● EXERCISE GOAL: Could you copy every line from the material below in which "rank" appears?

◆ ◆ ◆

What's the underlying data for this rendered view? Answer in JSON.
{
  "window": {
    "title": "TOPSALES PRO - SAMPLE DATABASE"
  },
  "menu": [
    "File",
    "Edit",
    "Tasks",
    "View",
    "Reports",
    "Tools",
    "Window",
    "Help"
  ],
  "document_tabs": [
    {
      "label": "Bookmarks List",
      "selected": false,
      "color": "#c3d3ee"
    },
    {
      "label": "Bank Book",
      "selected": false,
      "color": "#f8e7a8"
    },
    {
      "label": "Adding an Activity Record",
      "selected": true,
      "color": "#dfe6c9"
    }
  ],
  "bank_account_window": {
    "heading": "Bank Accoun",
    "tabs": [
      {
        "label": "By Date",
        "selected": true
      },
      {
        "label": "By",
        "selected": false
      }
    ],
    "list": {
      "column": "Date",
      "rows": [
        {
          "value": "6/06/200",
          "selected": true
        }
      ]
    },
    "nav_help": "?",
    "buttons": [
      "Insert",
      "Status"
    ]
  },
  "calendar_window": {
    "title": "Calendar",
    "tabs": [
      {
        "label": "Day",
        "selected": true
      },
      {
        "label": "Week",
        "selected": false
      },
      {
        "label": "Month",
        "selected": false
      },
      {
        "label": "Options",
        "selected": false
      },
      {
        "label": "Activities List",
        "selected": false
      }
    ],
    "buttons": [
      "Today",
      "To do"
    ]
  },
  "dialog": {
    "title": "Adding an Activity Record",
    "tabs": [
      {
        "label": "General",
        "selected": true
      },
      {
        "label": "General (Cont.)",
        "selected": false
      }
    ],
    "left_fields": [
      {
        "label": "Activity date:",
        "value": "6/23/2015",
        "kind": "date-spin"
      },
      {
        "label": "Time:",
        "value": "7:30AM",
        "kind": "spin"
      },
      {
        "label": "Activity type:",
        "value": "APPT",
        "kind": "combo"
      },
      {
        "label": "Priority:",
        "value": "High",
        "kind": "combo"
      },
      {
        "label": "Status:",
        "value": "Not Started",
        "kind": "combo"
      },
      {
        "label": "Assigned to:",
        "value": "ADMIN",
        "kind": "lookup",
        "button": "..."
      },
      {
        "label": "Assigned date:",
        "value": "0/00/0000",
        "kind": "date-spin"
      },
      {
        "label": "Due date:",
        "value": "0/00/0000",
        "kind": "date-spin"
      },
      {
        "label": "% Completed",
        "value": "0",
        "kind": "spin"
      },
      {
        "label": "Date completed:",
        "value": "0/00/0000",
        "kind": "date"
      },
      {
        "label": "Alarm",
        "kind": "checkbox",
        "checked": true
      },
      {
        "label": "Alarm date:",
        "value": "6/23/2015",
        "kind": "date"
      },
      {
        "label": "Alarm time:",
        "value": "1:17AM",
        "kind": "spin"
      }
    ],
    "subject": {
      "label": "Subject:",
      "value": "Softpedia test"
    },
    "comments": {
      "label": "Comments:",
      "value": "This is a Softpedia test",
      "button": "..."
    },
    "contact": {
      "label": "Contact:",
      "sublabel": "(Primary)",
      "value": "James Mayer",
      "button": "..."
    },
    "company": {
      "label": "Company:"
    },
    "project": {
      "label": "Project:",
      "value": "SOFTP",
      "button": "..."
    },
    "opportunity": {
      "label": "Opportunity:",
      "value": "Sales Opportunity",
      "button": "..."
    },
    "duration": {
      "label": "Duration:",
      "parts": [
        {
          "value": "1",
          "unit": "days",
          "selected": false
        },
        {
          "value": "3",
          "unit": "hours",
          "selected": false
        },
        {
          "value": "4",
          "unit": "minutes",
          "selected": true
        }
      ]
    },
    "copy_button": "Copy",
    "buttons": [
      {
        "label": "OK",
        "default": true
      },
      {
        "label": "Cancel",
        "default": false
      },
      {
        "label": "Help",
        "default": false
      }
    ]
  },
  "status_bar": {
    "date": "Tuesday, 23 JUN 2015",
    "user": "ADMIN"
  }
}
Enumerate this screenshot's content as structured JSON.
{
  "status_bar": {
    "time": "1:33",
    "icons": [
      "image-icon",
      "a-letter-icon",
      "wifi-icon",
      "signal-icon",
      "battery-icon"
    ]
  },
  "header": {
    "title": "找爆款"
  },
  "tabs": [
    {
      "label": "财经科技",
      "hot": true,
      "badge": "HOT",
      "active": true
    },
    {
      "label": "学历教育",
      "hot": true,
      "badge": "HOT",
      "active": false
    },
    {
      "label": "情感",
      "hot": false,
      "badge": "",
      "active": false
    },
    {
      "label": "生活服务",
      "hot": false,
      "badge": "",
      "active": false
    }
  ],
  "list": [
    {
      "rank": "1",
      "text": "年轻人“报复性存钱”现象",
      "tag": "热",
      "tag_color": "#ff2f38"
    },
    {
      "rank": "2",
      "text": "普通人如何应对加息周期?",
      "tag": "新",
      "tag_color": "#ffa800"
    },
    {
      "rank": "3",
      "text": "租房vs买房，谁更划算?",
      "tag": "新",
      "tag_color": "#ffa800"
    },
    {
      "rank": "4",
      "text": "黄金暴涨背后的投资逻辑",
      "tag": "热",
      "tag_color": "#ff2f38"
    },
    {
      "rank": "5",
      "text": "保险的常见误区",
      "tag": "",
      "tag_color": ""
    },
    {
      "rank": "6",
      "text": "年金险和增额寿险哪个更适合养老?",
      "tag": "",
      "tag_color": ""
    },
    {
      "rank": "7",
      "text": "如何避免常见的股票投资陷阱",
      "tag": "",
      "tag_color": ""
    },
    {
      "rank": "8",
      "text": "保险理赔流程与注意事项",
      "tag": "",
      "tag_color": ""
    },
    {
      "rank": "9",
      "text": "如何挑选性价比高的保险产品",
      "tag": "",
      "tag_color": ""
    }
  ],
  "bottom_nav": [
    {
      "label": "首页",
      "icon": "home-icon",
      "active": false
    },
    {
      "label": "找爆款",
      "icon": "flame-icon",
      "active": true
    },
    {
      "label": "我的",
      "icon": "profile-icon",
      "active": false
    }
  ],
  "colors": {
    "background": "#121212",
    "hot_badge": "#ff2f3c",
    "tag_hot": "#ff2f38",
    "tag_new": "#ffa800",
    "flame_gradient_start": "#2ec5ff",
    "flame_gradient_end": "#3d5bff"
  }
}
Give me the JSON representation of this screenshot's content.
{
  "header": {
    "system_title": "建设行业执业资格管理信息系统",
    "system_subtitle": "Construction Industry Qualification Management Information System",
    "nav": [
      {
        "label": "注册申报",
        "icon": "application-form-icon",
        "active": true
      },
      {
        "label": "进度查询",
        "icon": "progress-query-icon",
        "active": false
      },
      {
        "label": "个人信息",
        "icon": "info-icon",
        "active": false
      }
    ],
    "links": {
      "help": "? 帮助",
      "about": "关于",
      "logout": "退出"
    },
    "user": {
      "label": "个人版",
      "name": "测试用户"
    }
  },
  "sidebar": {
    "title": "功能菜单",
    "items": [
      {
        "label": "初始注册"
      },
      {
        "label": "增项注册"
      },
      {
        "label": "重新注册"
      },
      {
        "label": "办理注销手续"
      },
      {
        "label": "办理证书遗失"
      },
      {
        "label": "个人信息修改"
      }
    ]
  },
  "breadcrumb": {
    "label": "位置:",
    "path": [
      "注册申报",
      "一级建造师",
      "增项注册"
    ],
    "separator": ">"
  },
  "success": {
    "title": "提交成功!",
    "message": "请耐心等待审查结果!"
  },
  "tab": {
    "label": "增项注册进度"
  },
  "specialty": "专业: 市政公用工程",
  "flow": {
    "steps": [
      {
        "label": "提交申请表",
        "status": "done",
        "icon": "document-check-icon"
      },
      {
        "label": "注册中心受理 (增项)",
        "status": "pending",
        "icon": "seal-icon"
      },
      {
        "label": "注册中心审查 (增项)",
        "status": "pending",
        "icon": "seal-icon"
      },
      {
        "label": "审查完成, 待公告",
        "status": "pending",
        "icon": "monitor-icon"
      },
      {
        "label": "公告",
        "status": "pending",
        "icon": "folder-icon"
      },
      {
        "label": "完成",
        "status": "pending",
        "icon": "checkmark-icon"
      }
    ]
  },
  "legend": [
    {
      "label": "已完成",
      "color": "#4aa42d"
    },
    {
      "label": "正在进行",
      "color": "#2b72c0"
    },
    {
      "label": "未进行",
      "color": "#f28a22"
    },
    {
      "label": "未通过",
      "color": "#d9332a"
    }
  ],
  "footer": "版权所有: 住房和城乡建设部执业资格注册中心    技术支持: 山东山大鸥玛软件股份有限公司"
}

◆ ◆ ◆

● SOLUTION:
      "rank": "1",
      "rank": "2",
      "rank": "3",
      "rank": "4",
      "rank": "5",
      "rank": "6",
      "rank": "7",
      "rank": "8",
      "rank": "9",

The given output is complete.